Stated goal
Take the lines from the one containing "Serialize everything readable" through the final line below and restate them exactly. Omit the pictures.
-- Task input start --
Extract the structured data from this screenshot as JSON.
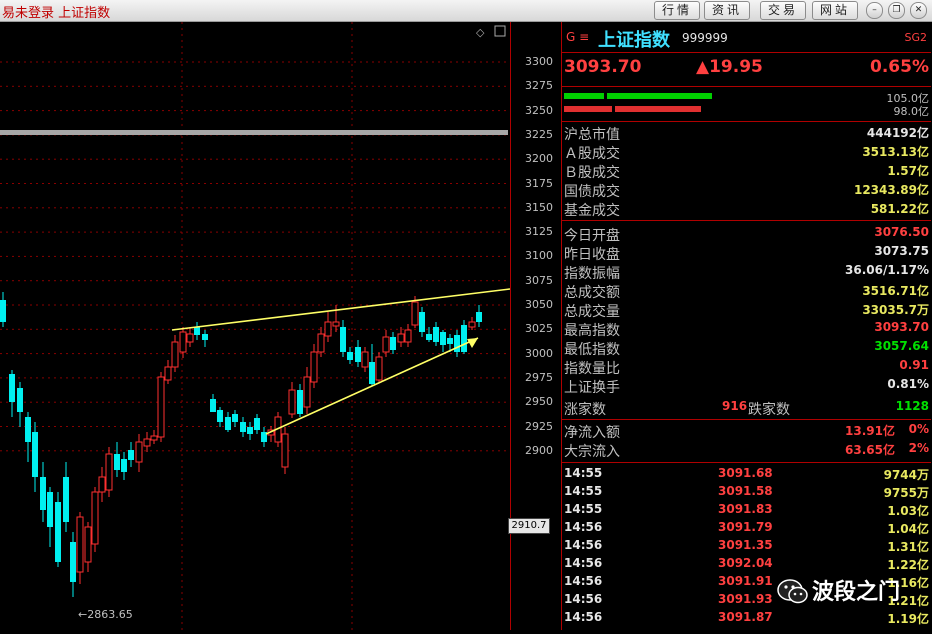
{
  "titlebar": {
    "app_title": "易未登录  上证指数",
    "menu": [
      "行情",
      "资讯",
      "交易",
      "网站"
    ]
  },
  "axis": {
    "ticks": [
      "3300",
      "3275",
      "3250",
      "3225",
      "3200",
      "3175",
      "3150",
      "3125",
      "3100",
      "3075",
      "3050",
      "3025",
      "3000",
      "2975",
      "2950",
      "2925",
      "2900"
    ],
    "current_price_box": "2910.7",
    "low_label": "←2863.65"
  },
  "header": {
    "prefix": "G ≡",
    "name": "上证指数",
    "code": "999999",
    "tag": "SG2"
  },
  "quote": {
    "last": "3093.70",
    "change": "▲19.95",
    "pct": "0.65%"
  },
  "bars": {
    "top_val": "105.0亿",
    "bottom_val": "98.0亿"
  },
  "fields": [
    {
      "label": "沪总市值",
      "value": "444192亿",
      "color": "wht"
    },
    {
      "label": "Ａ股成交",
      "value": "3513.13亿",
      "color": "yel"
    },
    {
      "label": "Ｂ股成交",
      "value": "1.57亿",
      "color": "yel"
    },
    {
      "label": "国债成交",
      "value": "12343.89亿",
      "color": "yel"
    },
    {
      "label": "基金成交",
      "value": "581.22亿",
      "color": "yel"
    },
    {
      "label": "今日开盘",
      "value": "3076.50",
      "color": "red"
    },
    {
      "label": "昨日收盘",
      "value": "3073.75",
      "color": "wht"
    },
    {
      "label": "指数振幅",
      "value": "36.06/1.17%",
      "color": "wht"
    },
    {
      "label": "总成交额",
      "value": "3516.71亿",
      "color": "yel"
    },
    {
      "label": "总成交量",
      "value": "33035.7万",
      "color": "yel"
    },
    {
      "label": "最高指数",
      "value": "3093.70",
      "color": "red"
    },
    {
      "label": "最低指数",
      "value": "3057.64",
      "color": "grn"
    },
    {
      "label": "指数量比",
      "value": "0.91",
      "color": "red"
    },
    {
      "label": "上证换手",
      "value": "0.81%",
      "color": "wht"
    }
  ],
  "breadth": {
    "up_label": "涨家数",
    "up_value": "916",
    "down_label": "跌家数",
    "down_value": "1128"
  },
  "flows": [
    {
      "label": "净流入额",
      "value": "13.91亿",
      "pct": "0%"
    },
    {
      "label": "大宗流入",
      "value": "63.65亿",
      "pct": "2%"
    }
  ],
  "ticks_table": [
    {
      "time": "14:55",
      "price": "3091.68",
      "vol": "9744万"
    },
    {
      "time": "14:55",
      "price": "3091.58",
      "vol": "9755万"
    },
    {
      "time": "14:55",
      "price": "3091.83",
      "vol": "1.03亿"
    },
    {
      "time": "14:56",
      "price": "3091.79",
      "vol": "1.04亿"
    },
    {
      "time": "14:56",
      "price": "3091.35",
      "vol": "1.31亿"
    },
    {
      "time": "14:56",
      "price": "3092.04",
      "vol": "1.22亿"
    },
    {
      "time": "14:56",
      "price": "3091.91",
      "vol": "1.16亿"
    },
    {
      "time": "14:56",
      "price": "3091.93",
      "vol": "1.21亿"
    },
    {
      "time": "14:56",
      "price": "3091.87",
      "vol": "1.19亿"
    }
  ],
  "watermark": "波段之门",
  "colors": {
    "up": "#ff3030",
    "down": "#00f0f0",
    "grid": "#b00000",
    "trend": "#ffff66"
  }
}
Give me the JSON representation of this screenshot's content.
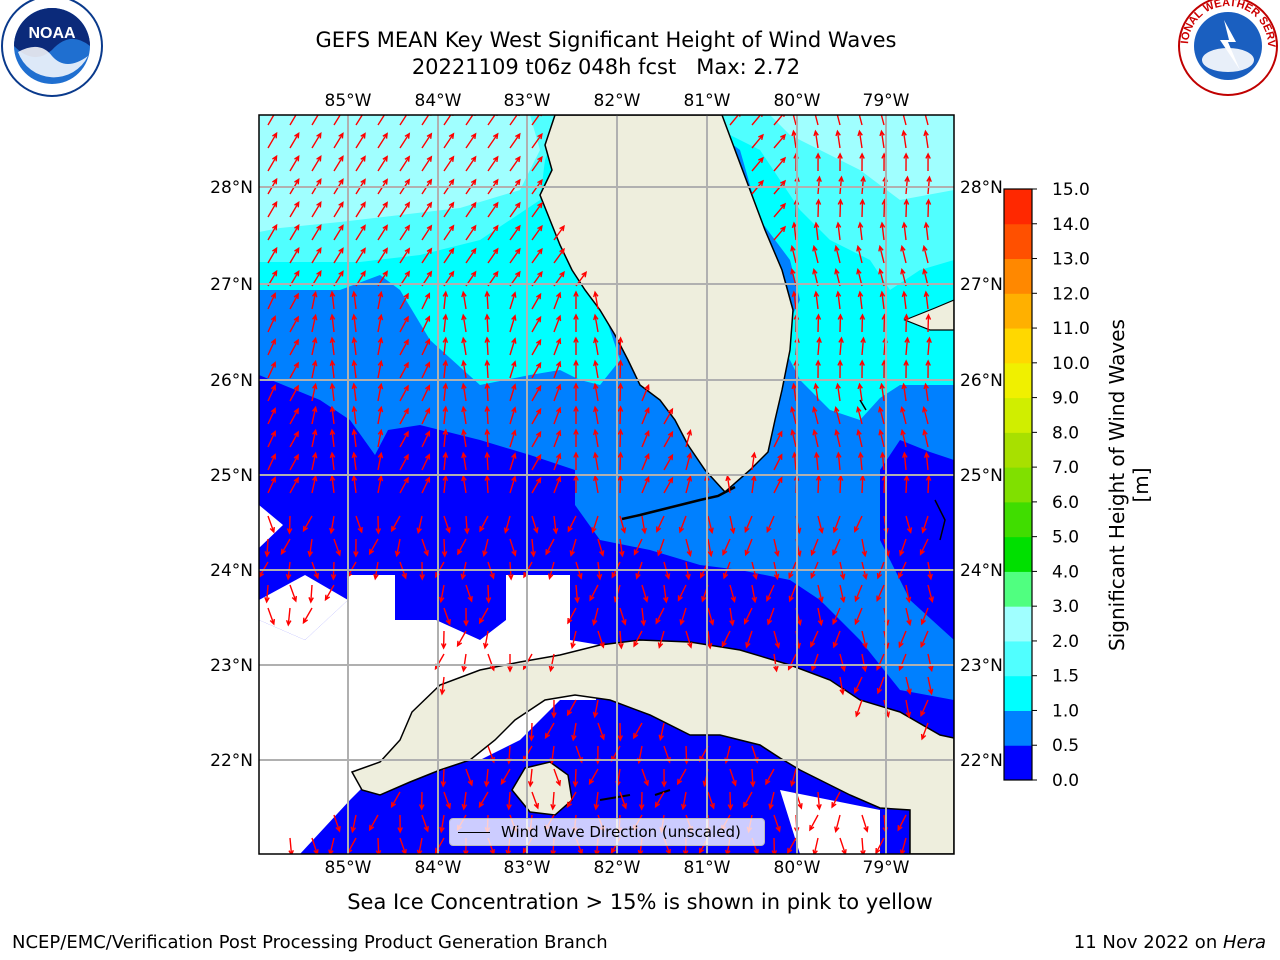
{
  "header": {
    "title": "GEFS MEAN Key West Significant Height of Wind Waves",
    "subtitle": "20221109 t06z 048h fcst   Max: 2.72"
  },
  "logos": {
    "left": "NOAA",
    "left_ring": "NATIONAL OCEANIC AND ATMOSPHERIC ADMINISTRATION · U.S. DEPARTMENT OF COMMERCE",
    "right": "NATIONAL WEATHER SERVICE"
  },
  "map": {
    "lon_labels": [
      "85°W",
      "84°W",
      "83°W",
      "82°W",
      "81°W",
      "80°W",
      "79°W"
    ],
    "lat_labels_left": [
      "28°N",
      "27°N",
      "26°N",
      "25°N",
      "24°N",
      "23°N",
      "22°N"
    ],
    "lat_labels_right": [
      "28°N",
      "27°N",
      "26°N",
      "25°N",
      "24°N",
      "23°N",
      "22°N"
    ],
    "legend_label": "Wind Wave Direction (unscaled)",
    "arrow_color": "#ff0000",
    "land_color": "#eeeedd"
  },
  "colorbar": {
    "label": "Significant Height of Wind Waves [m]",
    "ticks": [
      "0.0",
      "0.5",
      "1.0",
      "1.5",
      "2.0",
      "3.0",
      "4.0",
      "5.0",
      "6.0",
      "7.0",
      "8.0",
      "9.0",
      "10.0",
      "11.0",
      "12.0",
      "13.0",
      "14.0",
      "15.0"
    ],
    "colors": [
      "#0000ff",
      "#0080ff",
      "#00ffff",
      "#50ffff",
      "#a0ffff",
      "#50ff80",
      "#00e000",
      "#40dd00",
      "#80e000",
      "#a8e000",
      "#d0ee00",
      "#f0f000",
      "#ffd800",
      "#ffb000",
      "#ff8800",
      "#ff5000",
      "#ff2800"
    ]
  },
  "notes": {
    "ice": "Sea Ice Concentration > 15% is shown in pink to yellow",
    "footer_left": "NCEP/EMC/Verification Post Processing Product Generation Branch",
    "footer_date": "11 Nov 2022 on ",
    "footer_machine": "Hera"
  }
}
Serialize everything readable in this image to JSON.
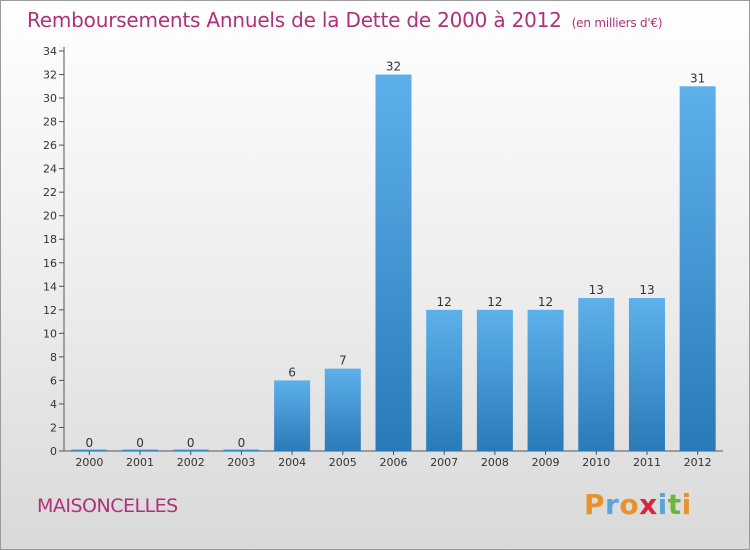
{
  "title": "Remboursements Annuels de la Dette de 2000 à 2012",
  "unit": "(en milliers d'€)",
  "commune": "MAISONCELLES",
  "logo": {
    "letters": [
      "P",
      "r",
      "o",
      "x",
      "i",
      "t",
      "i"
    ],
    "colors": [
      "#e8932a",
      "#5aa5d8",
      "#e8932a",
      "#d9263f",
      "#5aa5d8",
      "#6db33f",
      "#e8932a"
    ]
  },
  "chart_data": {
    "type": "bar",
    "categories": [
      "2000",
      "2001",
      "2002",
      "2003",
      "2004",
      "2005",
      "2006",
      "2007",
      "2008",
      "2009",
      "2010",
      "2011",
      "2012"
    ],
    "values": [
      0,
      0,
      0,
      0,
      6,
      7,
      32,
      12,
      12,
      12,
      13,
      13,
      31
    ],
    "ylim": [
      0,
      34
    ],
    "yticks": [
      0,
      2,
      4,
      6,
      8,
      10,
      12,
      14,
      16,
      18,
      20,
      22,
      24,
      26,
      28,
      30,
      32,
      34
    ],
    "grid": false,
    "bar_color": "#4a9fdf"
  }
}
-- Task input end --
Worked solution
Serialize everything readable in this image to JSON.
{
  "title": "Remboursements Annuels de la Dette de 2000 à 2012",
  "unit": "(en milliers d'€)",
  "commune": "MAISONCELLES",
  "logo": {
    "letters": [
      "P",
      "r",
      "o",
      "x",
      "i",
      "t",
      "i"
    ],
    "colors": [
      "#e8932a",
      "#5aa5d8",
      "#e8932a",
      "#d9263f",
      "#5aa5d8",
      "#6db33f",
      "#e8932a"
    ]
  },
  "chart_data": {
    "type": "bar",
    "categories": [
      "2000",
      "2001",
      "2002",
      "2003",
      "2004",
      "2005",
      "2006",
      "2007",
      "2008",
      "2009",
      "2010",
      "2011",
      "2012"
    ],
    "values": [
      0,
      0,
      0,
      0,
      6,
      7,
      32,
      12,
      12,
      12,
      13,
      13,
      31
    ],
    "ylim": [
      0,
      34
    ],
    "yticks": [
      0,
      2,
      4,
      6,
      8,
      10,
      12,
      14,
      16,
      18,
      20,
      22,
      24,
      26,
      28,
      30,
      32,
      34
    ],
    "grid": false,
    "bar_color": "#4a9fdf"
  }
}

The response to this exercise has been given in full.